■ ENTRIES PROVIDED
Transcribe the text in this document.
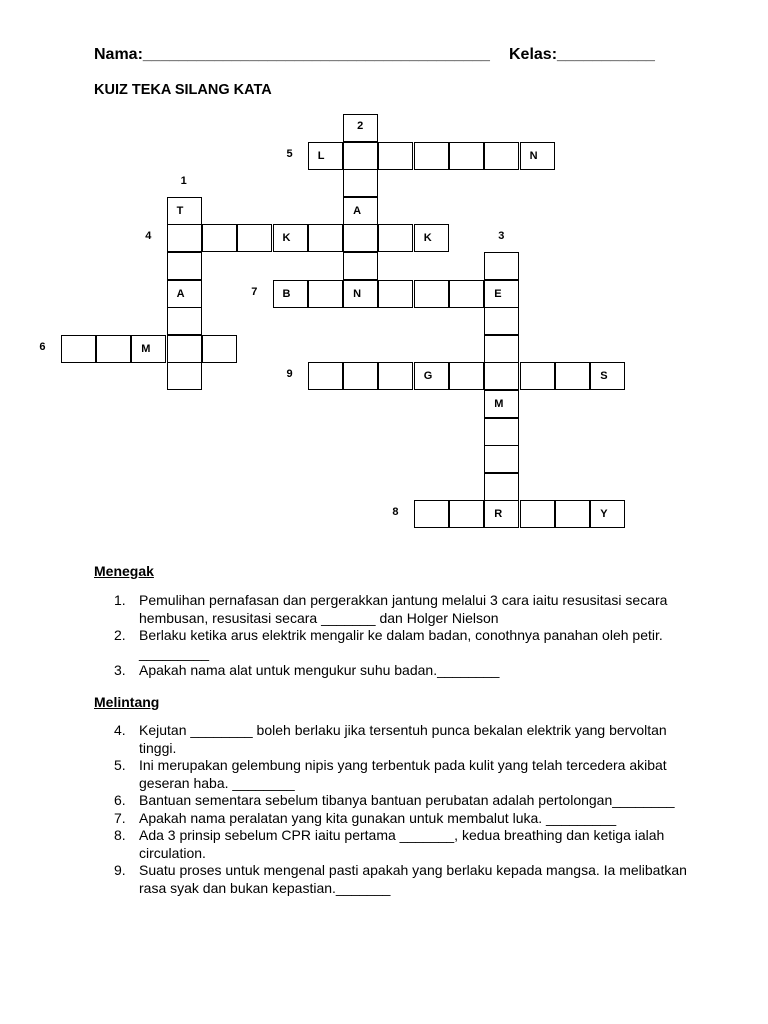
Nama:_______________________________________ Kelas:___________
KUIZ TEKA SILANG KATA
L	N
T	A
K	K
A	B	N	E
M
G	S
M
R	Y
2
5
1
4	3
7
6
9
8
Menegak
1. Pemulihan pernafasan dan pergerakkan jantung melalui 3 cara iaitu resusitasi secara hembusan, resusitasi secara _______ dan Holger Nielson
2. Berlaku ketika arus elektrik mengalir ke dalam badan, conothnya panahan oleh petir. _________
3. Apakah nama alat untuk mengukur suhu badan.________
Melintang
4. Kejutan ________ boleh berlaku jika tersentuh punca bekalan elektrik yang bervoltan tinggi.
5. Ini merupakan gelembung nipis yang terbentuk pada kulit yang telah tercedera akibat geseran haba. ________
6. Bantuan sementara sebelum tibanya bantuan perubatan adalah pertolongan________
7. Apakah nama peralatan yang kita gunakan untuk membalut luka. _________
8. Ada 3 prinsip sebelum CPR iaitu pertama _______, kedua breathing dan ketiga ialah circulation.
9. Suatu proses untuk mengenal pasti apakah yang berlaku kepada mangsa. Ia melibatkan rasa syak dan bukan kepastian._______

■ TASK TO CARRY OUT
Repeat each line of the records above exactly, but do not copy the pictures.

■ PROBLEM SOLUTION
Transcribe the text in this document.
Nama:_______________________________________ Kelas:___________
KUIZ TEKA SILANG KATA
L	N
T	A
K	K
A	B	N	E
M
G	S
M
R	Y
2
5
1
4	3
7
6
9
8
Menegak
1. Pemulihan pernafasan dan pergerakkan jantung melalui 3 cara iaitu resusitasi secara hembusan, resusitasi secara _______ dan Holger Nielson
2. Berlaku ketika arus elektrik mengalir ke dalam badan, conothnya panahan oleh petir. _________
3. Apakah nama alat untuk mengukur suhu badan.________
Melintang
4. Kejutan ________ boleh berlaku jika tersentuh punca bekalan elektrik yang bervoltan tinggi.
5. Ini merupakan gelembung nipis yang terbentuk pada kulit yang telah tercedera akibat geseran haba. ________
6. Bantuan sementara sebelum tibanya bantuan perubatan adalah pertolongan________
7. Apakah nama peralatan yang kita gunakan untuk membalut luka. _________
8. Ada 3 prinsip sebelum CPR iaitu pertama _______, kedua breathing dan ketiga ialah circulation.
9. Suatu proses untuk mengenal pasti apakah yang berlaku kepada mangsa. Ia melibatkan rasa syak dan bukan kepastian._______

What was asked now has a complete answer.